--- begin ---

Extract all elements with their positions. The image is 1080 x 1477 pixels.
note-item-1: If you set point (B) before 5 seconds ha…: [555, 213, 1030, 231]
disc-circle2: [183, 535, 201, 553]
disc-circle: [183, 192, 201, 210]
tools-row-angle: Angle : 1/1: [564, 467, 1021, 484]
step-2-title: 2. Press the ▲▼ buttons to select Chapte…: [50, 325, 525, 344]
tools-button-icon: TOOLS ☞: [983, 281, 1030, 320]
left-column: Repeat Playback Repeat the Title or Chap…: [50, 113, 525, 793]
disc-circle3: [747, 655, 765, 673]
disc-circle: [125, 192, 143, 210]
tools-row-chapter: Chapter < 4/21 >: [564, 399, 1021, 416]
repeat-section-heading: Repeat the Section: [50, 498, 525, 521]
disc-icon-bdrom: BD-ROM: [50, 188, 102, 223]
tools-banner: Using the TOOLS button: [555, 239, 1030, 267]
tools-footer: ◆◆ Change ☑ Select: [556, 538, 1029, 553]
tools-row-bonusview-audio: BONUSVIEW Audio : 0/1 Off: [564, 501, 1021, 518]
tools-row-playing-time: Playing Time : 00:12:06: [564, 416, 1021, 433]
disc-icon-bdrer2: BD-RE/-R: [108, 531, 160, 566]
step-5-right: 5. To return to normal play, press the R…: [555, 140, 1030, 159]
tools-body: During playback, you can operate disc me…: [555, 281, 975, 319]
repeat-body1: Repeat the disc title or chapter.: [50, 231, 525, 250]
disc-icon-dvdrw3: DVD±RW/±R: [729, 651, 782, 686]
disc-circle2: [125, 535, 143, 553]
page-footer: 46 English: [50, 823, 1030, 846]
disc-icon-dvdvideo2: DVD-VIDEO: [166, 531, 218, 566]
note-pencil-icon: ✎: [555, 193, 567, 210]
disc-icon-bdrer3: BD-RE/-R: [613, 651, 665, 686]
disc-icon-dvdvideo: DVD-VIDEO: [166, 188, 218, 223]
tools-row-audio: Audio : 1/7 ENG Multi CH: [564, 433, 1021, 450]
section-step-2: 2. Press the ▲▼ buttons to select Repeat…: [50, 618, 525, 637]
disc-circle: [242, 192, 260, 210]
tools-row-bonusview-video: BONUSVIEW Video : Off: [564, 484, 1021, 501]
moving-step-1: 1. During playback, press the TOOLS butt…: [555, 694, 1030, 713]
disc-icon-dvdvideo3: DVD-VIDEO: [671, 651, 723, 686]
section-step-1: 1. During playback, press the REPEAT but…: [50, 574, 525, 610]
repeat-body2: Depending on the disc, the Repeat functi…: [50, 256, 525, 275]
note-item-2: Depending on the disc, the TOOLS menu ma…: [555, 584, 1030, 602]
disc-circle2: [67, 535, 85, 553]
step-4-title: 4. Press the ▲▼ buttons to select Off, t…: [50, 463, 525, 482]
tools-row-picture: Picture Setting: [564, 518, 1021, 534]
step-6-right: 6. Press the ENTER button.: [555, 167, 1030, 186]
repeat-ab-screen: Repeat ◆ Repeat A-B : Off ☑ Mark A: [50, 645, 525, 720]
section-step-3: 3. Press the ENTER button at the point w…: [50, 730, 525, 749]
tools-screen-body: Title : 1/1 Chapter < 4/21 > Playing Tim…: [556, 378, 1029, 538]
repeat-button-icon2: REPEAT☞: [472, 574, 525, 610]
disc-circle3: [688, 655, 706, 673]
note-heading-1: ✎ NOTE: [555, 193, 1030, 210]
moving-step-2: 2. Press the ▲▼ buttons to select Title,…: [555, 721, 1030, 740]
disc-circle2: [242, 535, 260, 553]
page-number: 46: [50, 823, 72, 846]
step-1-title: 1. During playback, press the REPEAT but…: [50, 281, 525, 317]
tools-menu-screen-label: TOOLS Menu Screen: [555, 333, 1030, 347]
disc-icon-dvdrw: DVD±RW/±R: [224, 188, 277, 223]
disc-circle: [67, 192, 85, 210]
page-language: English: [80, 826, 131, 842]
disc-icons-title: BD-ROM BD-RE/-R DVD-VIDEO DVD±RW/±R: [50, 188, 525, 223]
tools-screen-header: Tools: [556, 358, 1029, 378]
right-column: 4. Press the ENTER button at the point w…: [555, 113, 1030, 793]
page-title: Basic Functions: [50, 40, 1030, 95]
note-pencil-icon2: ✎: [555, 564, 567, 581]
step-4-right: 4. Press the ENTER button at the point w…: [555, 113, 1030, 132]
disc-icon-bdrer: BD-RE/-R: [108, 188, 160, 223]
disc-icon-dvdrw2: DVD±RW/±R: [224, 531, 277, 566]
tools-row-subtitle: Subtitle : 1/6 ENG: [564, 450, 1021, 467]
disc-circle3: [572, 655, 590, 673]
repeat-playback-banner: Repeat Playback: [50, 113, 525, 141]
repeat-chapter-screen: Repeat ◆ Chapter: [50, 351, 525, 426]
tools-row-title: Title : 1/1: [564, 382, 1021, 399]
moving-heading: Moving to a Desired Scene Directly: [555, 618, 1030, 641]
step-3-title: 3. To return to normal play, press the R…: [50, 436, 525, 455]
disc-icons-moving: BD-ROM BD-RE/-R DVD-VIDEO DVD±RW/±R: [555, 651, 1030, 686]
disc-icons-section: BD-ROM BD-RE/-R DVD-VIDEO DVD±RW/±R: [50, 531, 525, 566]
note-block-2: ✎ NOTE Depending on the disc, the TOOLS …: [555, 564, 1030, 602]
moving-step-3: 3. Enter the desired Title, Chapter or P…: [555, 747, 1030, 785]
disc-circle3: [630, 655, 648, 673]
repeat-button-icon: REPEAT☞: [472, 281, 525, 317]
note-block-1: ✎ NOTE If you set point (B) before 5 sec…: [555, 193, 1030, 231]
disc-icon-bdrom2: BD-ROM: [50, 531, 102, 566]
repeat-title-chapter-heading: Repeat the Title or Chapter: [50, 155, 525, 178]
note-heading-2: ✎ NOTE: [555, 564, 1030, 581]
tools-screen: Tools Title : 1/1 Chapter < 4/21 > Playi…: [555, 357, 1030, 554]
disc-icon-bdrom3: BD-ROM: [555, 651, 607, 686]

--- end ---

▸ **STATED TASK**
Please write out every line of the material above as a JSON list of strings, one string per line, leaving out any blank lines.

▸ **TASK OUTPUT**
[
  "Extract all elements with their positions. The image is 1080 x 1477 pixels.",
  "note-item-1: If you set point (B) before 5 seconds ha…: [555, 213, 1030, 231]",
  "disc-circle2: [183, 535, 201, 553]",
  "disc-circle: [183, 192, 201, 210]",
  "tools-row-angle: Angle : 1/1: [564, 467, 1021, 484]",
  "step-2-title: 2. Press the ▲▼ buttons to select Chapte…: [50, 325, 525, 344]",
  "tools-button-icon: TOOLS ☞: [983, 281, 1030, 320]",
  "left-column: Repeat Playback Repeat the Title or Chap…: [50, 113, 525, 793]",
  "disc-circle3: [747, 655, 765, 673]",
  "disc-circle: [125, 192, 143, 210]",
  "tools-row-chapter: Chapter < 4/21 >: [564, 399, 1021, 416]",
  "repeat-section-heading: Repeat the Section: [50, 498, 525, 521]",
  "disc-icon-bdrom: BD-ROM: [50, 188, 102, 223]",
  "tools-banner: Using the TOOLS button: [555, 239, 1030, 267]",
  "tools-footer: ◆◆ Change ☑ Select: [556, 538, 1029, 553]",
  "tools-row-bonusview-audio: BONUSVIEW Audio : 0/1 Off: [564, 501, 1021, 518]",
  "tools-row-playing-time: Playing Time : 00:12:06: [564, 416, 1021, 433]",
  "disc-icon-bdrer2: BD-RE/-R: [108, 531, 160, 566]",
  "step-5-right: 5. To return to normal play, press the R…: [555, 140, 1030, 159]",
  "tools-body: During playback, you can operate disc me…: [555, 281, 975, 319]",
  "repeat-body1: Repeat the disc title or chapter.: [50, 231, 525, 250]",
  "disc-icon-dvdrw3: DVD±RW/±R: [729, 651, 782, 686]",
  "disc-circle2: [125, 535, 143, 553]",
  "page-footer: 46 English: [50, 823, 1030, 846]",
  "disc-icon-dvdvideo2: DVD-VIDEO: [166, 531, 218, 566]",
  "note-pencil-icon: ✎: [555, 193, 567, 210]",
  "disc-icon-bdrer3: BD-RE/-R: [613, 651, 665, 686]",
  "disc-icon-dvdvideo: DVD-VIDEO: [166, 188, 218, 223]",
  "tools-row-audio: Audio : 1/7 ENG Multi CH: [564, 433, 1021, 450]",
  "section-step-2: 2. Press the ▲▼ buttons to select Repeat…: [50, 618, 525, 637]",
  "disc-circle: [242, 192, 260, 210]",
  "tools-row-bonusview-video: BONUSVIEW Video : Off: [564, 484, 1021, 501]",
  "moving-step-1: 1. During playback, press the TOOLS butt…: [555, 694, 1030, 713]",
  "disc-icon-dvdvideo3: DVD-VIDEO: [671, 651, 723, 686]",
  "section-step-1: 1. During playback, press the REPEAT but…: [50, 574, 525, 610]",
  "repeat-body2: Depending on the disc, the Repeat functi…: [50, 256, 525, 275]",
  "note-item-2: Depending on the disc, the TOOLS menu ma…: [555, 584, 1030, 602]",
  "disc-circle2: [67, 535, 85, 553]",
  "step-4-title: 4. Press the ▲▼ buttons to select Off, t…: [50, 463, 525, 482]",
  "tools-row-picture: Picture Setting: [564, 518, 1021, 534]",
  "step-6-right: 6. Press the ENTER button.: [555, 167, 1030, 186]",
  "repeat-ab-screen: Repeat ◆ Repeat A-B : Off ☑ Mark A: [50, 645, 525, 720]",
  "section-step-3: 3. Press the ENTER button at the point w…: [50, 730, 525, 749]",
  "tools-screen-body: Title : 1/1 Chapter < 4/21 > Playing Tim…: [556, 378, 1029, 538]",
  "repeat-button-icon2: REPEAT☞: [472, 574, 525, 610]",
  "disc-circle3: [688, 655, 706, 673]",
  "note-heading-1: ✎ NOTE: [555, 193, 1030, 210]",
  "moving-step-2: 2. Press the ▲▼ buttons to select Title,…: [555, 721, 1030, 740]",
  "disc-circle2: [242, 535, 260, 553]",
  "page-number: 46: [50, 823, 72, 846]",
  "step-1-title: 1. During playback, press the REPEAT but…: [50, 281, 525, 317]",
  "tools-menu-screen-label: TOOLS Menu Screen: [555, 333, 1030, 347]",
  "disc-icon-dvdrw: DVD±RW/±R: [224, 188, 277, 223]",
  "disc-circle: [67, 192, 85, 210]",
  "page-language: English: [80, 826, 131, 842]",
  "disc-icons-title: BD-ROM BD-RE/-R DVD-VIDEO DVD±RW/±R: [50, 188, 525, 223]",
  "tools-screen-header: Tools: [556, 358, 1029, 378]",
  "right-column: 4. Press the ENTER button at the point w…: [555, 113, 1030, 793]",
  "page-title: Basic Functions: [50, 40, 1030, 95]",
  "note-pencil-icon2: ✎: [555, 564, 567, 581]",
  "step-4-right: 4. Press the ENTER button at the point w…: [555, 113, 1030, 132]",
  "disc-icon-bdrer: BD-RE/-R: [108, 188, 160, 223]",
  "disc-icon-dvdrw2: DVD±RW/±R: [224, 531, 277, 566]",
  "tools-row-subtitle: Subtitle : 1/6 ENG: [564, 450, 1021, 467]",
  "disc-circle3: [572, 655, 590, 673]",
  "repeat-playback-banner: Repeat Playback: [50, 113, 525, 141]",
  "repeat-chapter-screen: Repeat ◆ Chapter: [50, 351, 525, 426]",
  "tools-row-title: Title : 1/1: [564, 382, 1021, 399]",
  "moving-heading: Moving to a Desired Scene Directly: [555, 618, 1030, 641]",
  "step-3-title: 3. To return to normal play, press the R…: [50, 436, 525, 455]",
  "disc-icons-moving: BD-ROM BD-RE/-R DVD-VIDEO DVD±RW/±R: [555, 651, 1030, 686]",
  "disc-icons-section: BD-ROM BD-RE/-R DVD-VIDEO DVD±RW/±R: [50, 531, 525, 566]",
  "note-block-2: ✎ NOTE Depending on the disc, the TOOLS …: [555, 564, 1030, 602]",
  "moving-step-3: 3. Enter the desired Title, Chapter or P…: [555, 747, 1030, 785]",
  "disc-circle3: [630, 655, 648, 673]",
  "repeat-button-icon: REPEAT☞: [472, 281, 525, 317]",
  "note-block-1: ✎ NOTE If you set point (B) before 5 sec…: [555, 193, 1030, 231]",
  "disc-icon-bdrom2: BD-ROM: [50, 531, 102, 566]",
  "repeat-title-chapter-heading: Repeat the Title or Chapter: [50, 155, 525, 178]",
  "note-heading-2: ✎ NOTE: [555, 564, 1030, 581]",
  "tools-screen: Tools Title : 1/1 Chapter < 4/21 > Playi…: [555, 357, 1030, 554]",
  "disc-icon-bdrom3: BD-ROM: [555, 651, 607, 686]"
]